*Stated goal*.
Write every record out again exactly, and keep images out of it.

Records from a collection:
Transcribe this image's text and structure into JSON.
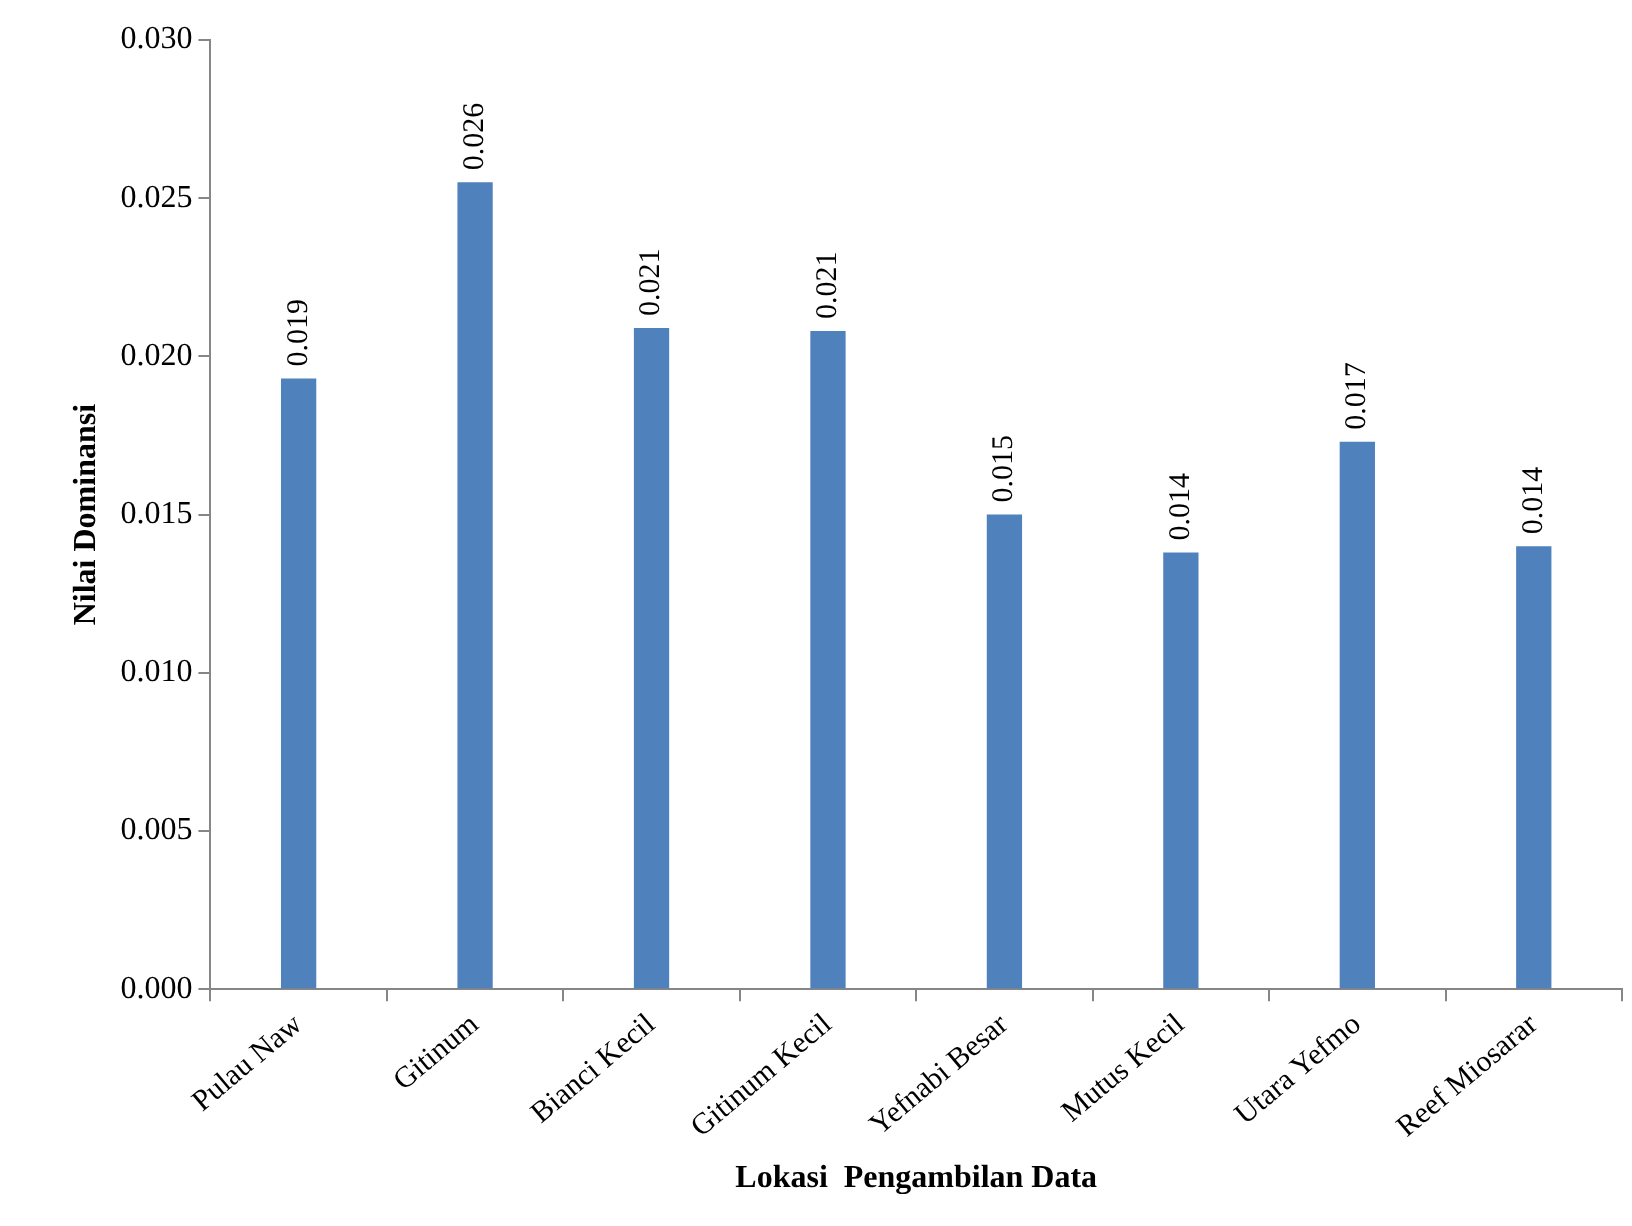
{
  "chart_data": {
    "type": "bar",
    "xlabel": "Lokasi  Pengambilan Data",
    "ylabel": "Nilai Dominansi",
    "categories": [
      "Pulau Naw",
      "Gitinum",
      "Bianci Kecil",
      "Gitinum Kecil",
      "Yefnabi Besar",
      "Mutus Kecil",
      "Utara Yefmo",
      "Reef Miosarar"
    ],
    "values": [
      0.0193,
      0.0255,
      0.0209,
      0.0208,
      0.015,
      0.0138,
      0.0173,
      0.014
    ],
    "value_labels": [
      "0.019",
      "0.026",
      "0.021",
      "0.021",
      "0.015",
      "0.014",
      "0.017",
      "0.014"
    ],
    "color": "#4f81bd",
    "ylim": [
      0,
      0.03
    ],
    "yticks": [
      {
        "value": 0,
        "label": "0.000"
      },
      {
        "value": 0.005,
        "label": "0.005"
      },
      {
        "value": 0.01,
        "label": "0.010"
      },
      {
        "value": 0.015,
        "label": "0.015"
      },
      {
        "value": 0.02,
        "label": "0.020"
      },
      {
        "value": 0.025,
        "label": "0.025"
      },
      {
        "value": 0.03,
        "label": "0.030"
      }
    ]
  }
}
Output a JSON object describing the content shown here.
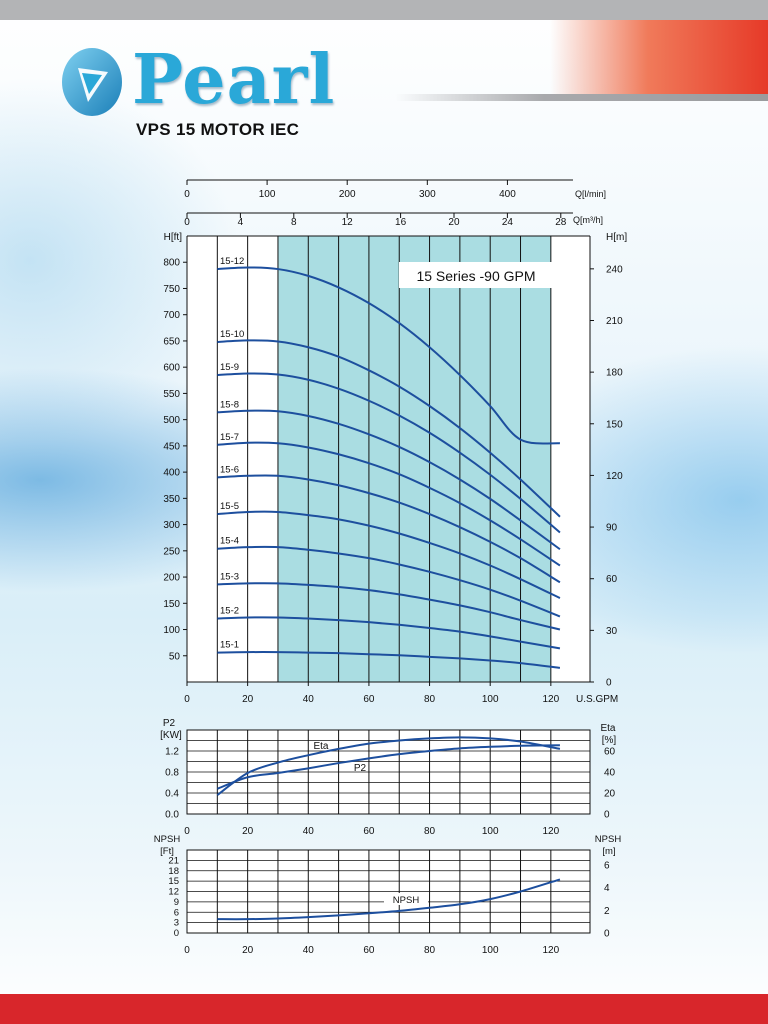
{
  "brand": {
    "name": "Pearl",
    "subtitle": "VPS 15 MOTOR IEC",
    "colors": {
      "logo": "#2aa8d8",
      "accent_red": "#d8262b",
      "curve": "#1d4f9e",
      "band": "#aadde2"
    }
  },
  "chart_data": [
    {
      "type": "line",
      "title": "15 Series -90 GPM",
      "xlabel": "U.S.GPM",
      "ylabel": "H[ft]",
      "ylabel_right": "H[m]",
      "xlabel_top_1": "Q[l/min]",
      "xlabel_top_2": "Q[m³/h]",
      "xlim": [
        0,
        125
      ],
      "ylim": [
        0,
        850
      ],
      "xticks": [
        0,
        20,
        40,
        60,
        80,
        100,
        120
      ],
      "yticks": [
        50,
        100,
        150,
        200,
        250,
        300,
        350,
        400,
        450,
        500,
        550,
        600,
        650,
        700,
        750,
        800
      ],
      "yticks_right": [
        0,
        30,
        60,
        90,
        120,
        150,
        180,
        210,
        240
      ],
      "xticks_top_1": [
        0,
        100,
        200,
        300,
        400
      ],
      "xticks_top_2": [
        0,
        4,
        8,
        12,
        16,
        20,
        24,
        28
      ],
      "recommended_range": [
        30,
        120
      ],
      "x": [
        10,
        20,
        30,
        40,
        50,
        60,
        70,
        80,
        90,
        100,
        110,
        123
      ],
      "series": [
        {
          "name": "15-1",
          "values": [
            56,
            57,
            57,
            56,
            55,
            53,
            51,
            48,
            45,
            41,
            36,
            27
          ]
        },
        {
          "name": "15-2",
          "values": [
            121,
            123,
            123,
            121,
            118,
            114,
            109,
            103,
            96,
            87,
            77,
            64
          ]
        },
        {
          "name": "15-3",
          "values": [
            186,
            188,
            188,
            185,
            181,
            175,
            167,
            157,
            146,
            133,
            118,
            100
          ]
        },
        {
          "name": "15-4",
          "values": [
            254,
            257,
            257,
            252,
            245,
            236,
            224,
            210,
            194,
            176,
            155,
            125
          ]
        },
        {
          "name": "15-5",
          "values": [
            320,
            324,
            324,
            318,
            310,
            298,
            283,
            265,
            245,
            222,
            196,
            160
          ]
        },
        {
          "name": "15-6",
          "values": [
            390,
            393,
            393,
            386,
            375,
            360,
            342,
            320,
            295,
            267,
            236,
            190
          ]
        },
        {
          "name": "15-7",
          "values": [
            452,
            456,
            455,
            447,
            434,
            417,
            396,
            370,
            341,
            308,
            272,
            222
          ]
        },
        {
          "name": "15-8",
          "values": [
            514,
            517,
            516,
            507,
            492,
            472,
            448,
            419,
            386,
            349,
            308,
            253
          ]
        },
        {
          "name": "15-9",
          "values": [
            585,
            588,
            586,
            576,
            559,
            536,
            508,
            475,
            437,
            395,
            349,
            285
          ]
        },
        {
          "name": "15-10",
          "values": [
            648,
            651,
            649,
            638,
            620,
            594,
            563,
            526,
            484,
            437,
            386,
            315
          ]
        },
        {
          "name": "15-12",
          "values": [
            787,
            790,
            787,
            774,
            752,
            722,
            684,
            638,
            585,
            526,
            462,
            455
          ]
        }
      ]
    },
    {
      "type": "line",
      "ylabel": "P2 [KW]",
      "ylabel_right": "Eta [%]",
      "xlim": [
        0,
        125
      ],
      "ylim": [
        0,
        1.6
      ],
      "xticks": [
        0,
        20,
        40,
        60,
        80,
        100,
        120
      ],
      "yticks": [
        0.0,
        0.4,
        0.8,
        1.2
      ],
      "yticks_right": [
        0,
        20,
        40,
        60
      ],
      "x": [
        10,
        20,
        30,
        40,
        50,
        60,
        70,
        80,
        90,
        100,
        110,
        123
      ],
      "series": [
        {
          "name": "P2",
          "values": [
            0.48,
            0.7,
            0.78,
            0.87,
            0.97,
            1.06,
            1.14,
            1.2,
            1.25,
            1.28,
            1.3,
            1.31
          ]
        },
        {
          "name": "Eta",
          "values": [
            18,
            39,
            49,
            56,
            62,
            67,
            70,
            72,
            73,
            72,
            69,
            62
          ]
        }
      ]
    },
    {
      "type": "line",
      "ylabel": "NPSH [Ft]",
      "ylabel_right": "NPSH [m]",
      "xlim": [
        0,
        125
      ],
      "ylim": [
        0,
        24
      ],
      "xticks": [
        0,
        20,
        40,
        60,
        80,
        100,
        120
      ],
      "yticks": [
        0,
        3,
        6,
        9,
        12,
        15,
        18,
        21
      ],
      "yticks_right": [
        0,
        2,
        4,
        6
      ],
      "x": [
        10,
        20,
        30,
        40,
        50,
        60,
        70,
        80,
        90,
        100,
        110,
        123
      ],
      "series": [
        {
          "name": "NPSH",
          "values": [
            4.0,
            4.0,
            4.2,
            4.6,
            5.1,
            5.7,
            6.4,
            7.3,
            8.3,
            9.8,
            12.0,
            15.5
          ]
        }
      ]
    }
  ]
}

*Complete response*.
Transcribe this image's text and structure into JSON.
{
  "chart_data": {
    "type": "bar",
    "xlabel": "Lokasi  Pengambilan Data",
    "ylabel": "Nilai Dominansi",
    "categories": [
      "Pulau Naw",
      "Gitinum",
      "Bianci Kecil",
      "Gitinum Kecil",
      "Yefnabi Besar",
      "Mutus Kecil",
      "Utara Yefmo",
      "Reef Miosarar"
    ],
    "values": [
      0.0193,
      0.0255,
      0.0209,
      0.0208,
      0.015,
      0.0138,
      0.0173,
      0.014
    ],
    "value_labels": [
      "0.019",
      "0.026",
      "0.021",
      "0.021",
      "0.015",
      "0.014",
      "0.017",
      "0.014"
    ],
    "color": "#4f81bd",
    "ylim": [
      0,
      0.03
    ],
    "yticks": [
      {
        "value": 0,
        "label": "0.000"
      },
      {
        "value": 0.005,
        "label": "0.005"
      },
      {
        "value": 0.01,
        "label": "0.010"
      },
      {
        "value": 0.015,
        "label": "0.015"
      },
      {
        "value": 0.02,
        "label": "0.020"
      },
      {
        "value": 0.025,
        "label": "0.025"
      },
      {
        "value": 0.03,
        "label": "0.030"
      }
    ]
  }
}
Output a JSON object describing the content shown here.
{
  "brand": {
    "name": "Pearl",
    "subtitle": "VPS 15 MOTOR IEC",
    "colors": {
      "logo": "#2aa8d8",
      "accent_red": "#d8262b",
      "curve": "#1d4f9e",
      "band": "#aadde2"
    }
  },
  "chart_data": [
    {
      "type": "line",
      "title": "15 Series -90 GPM",
      "xlabel": "U.S.GPM",
      "ylabel": "H[ft]",
      "ylabel_right": "H[m]",
      "xlabel_top_1": "Q[l/min]",
      "xlabel_top_2": "Q[m³/h]",
      "xlim": [
        0,
        125
      ],
      "ylim": [
        0,
        850
      ],
      "xticks": [
        0,
        20,
        40,
        60,
        80,
        100,
        120
      ],
      "yticks": [
        50,
        100,
        150,
        200,
        250,
        300,
        350,
        400,
        450,
        500,
        550,
        600,
        650,
        700,
        750,
        800
      ],
      "yticks_right": [
        0,
        30,
        60,
        90,
        120,
        150,
        180,
        210,
        240
      ],
      "xticks_top_1": [
        0,
        100,
        200,
        300,
        400
      ],
      "xticks_top_2": [
        0,
        4,
        8,
        12,
        16,
        20,
        24,
        28
      ],
      "recommended_range": [
        30,
        120
      ],
      "x": [
        10,
        20,
        30,
        40,
        50,
        60,
        70,
        80,
        90,
        100,
        110,
        123
      ],
      "series": [
        {
          "name": "15-1",
          "values": [
            56,
            57,
            57,
            56,
            55,
            53,
            51,
            48,
            45,
            41,
            36,
            27
          ]
        },
        {
          "name": "15-2",
          "values": [
            121,
            123,
            123,
            121,
            118,
            114,
            109,
            103,
            96,
            87,
            77,
            64
          ]
        },
        {
          "name": "15-3",
          "values": [
            186,
            188,
            188,
            185,
            181,
            175,
            167,
            157,
            146,
            133,
            118,
            100
          ]
        },
        {
          "name": "15-4",
          "values": [
            254,
            257,
            257,
            252,
            245,
            236,
            224,
            210,
            194,
            176,
            155,
            125
          ]
        },
        {
          "name": "15-5",
          "values": [
            320,
            324,
            324,
            318,
            310,
            298,
            283,
            265,
            245,
            222,
            196,
            160
          ]
        },
        {
          "name": "15-6",
          "values": [
            390,
            393,
            393,
            386,
            375,
            360,
            342,
            320,
            295,
            267,
            236,
            190
          ]
        },
        {
          "name": "15-7",
          "values": [
            452,
            456,
            455,
            447,
            434,
            417,
            396,
            370,
            341,
            308,
            272,
            222
          ]
        },
        {
          "name": "15-8",
          "values": [
            514,
            517,
            516,
            507,
            492,
            472,
            448,
            419,
            386,
            349,
            308,
            253
          ]
        },
        {
          "name": "15-9",
          "values": [
            585,
            588,
            586,
            576,
            559,
            536,
            508,
            475,
            437,
            395,
            349,
            285
          ]
        },
        {
          "name": "15-10",
          "values": [
            648,
            651,
            649,
            638,
            620,
            594,
            563,
            526,
            484,
            437,
            386,
            315
          ]
        },
        {
          "name": "15-12",
          "values": [
            787,
            790,
            787,
            774,
            752,
            722,
            684,
            638,
            585,
            526,
            462,
            455
          ]
        }
      ]
    },
    {
      "type": "line",
      "ylabel": "P2 [KW]",
      "ylabel_right": "Eta [%]",
      "xlim": [
        0,
        125
      ],
      "ylim": [
        0,
        1.6
      ],
      "xticks": [
        0,
        20,
        40,
        60,
        80,
        100,
        120
      ],
      "yticks": [
        0.0,
        0.4,
        0.8,
        1.2
      ],
      "yticks_right": [
        0,
        20,
        40,
        60
      ],
      "x": [
        10,
        20,
        30,
        40,
        50,
        60,
        70,
        80,
        90,
        100,
        110,
        123
      ],
      "series": [
        {
          "name": "P2",
          "values": [
            0.48,
            0.7,
            0.78,
            0.87,
            0.97,
            1.06,
            1.14,
            1.2,
            1.25,
            1.28,
            1.3,
            1.31
          ]
        },
        {
          "name": "Eta",
          "values": [
            18,
            39,
            49,
            56,
            62,
            67,
            70,
            72,
            73,
            72,
            69,
            62
          ]
        }
      ]
    },
    {
      "type": "line",
      "ylabel": "NPSH [Ft]",
      "ylabel_right": "NPSH [m]",
      "xlim": [
        0,
        125
      ],
      "ylim": [
        0,
        24
      ],
      "xticks": [
        0,
        20,
        40,
        60,
        80,
        100,
        120
      ],
      "yticks": [
        0,
        3,
        6,
        9,
        12,
        15,
        18,
        21
      ],
      "yticks_right": [
        0,
        2,
        4,
        6
      ],
      "x": [
        10,
        20,
        30,
        40,
        50,
        60,
        70,
        80,
        90,
        100,
        110,
        123
      ],
      "series": [
        {
          "name": "NPSH",
          "values": [
            4.0,
            4.0,
            4.2,
            4.6,
            5.1,
            5.7,
            6.4,
            7.3,
            8.3,
            9.8,
            12.0,
            15.5
          ]
        }
      ]
    }
  ]
}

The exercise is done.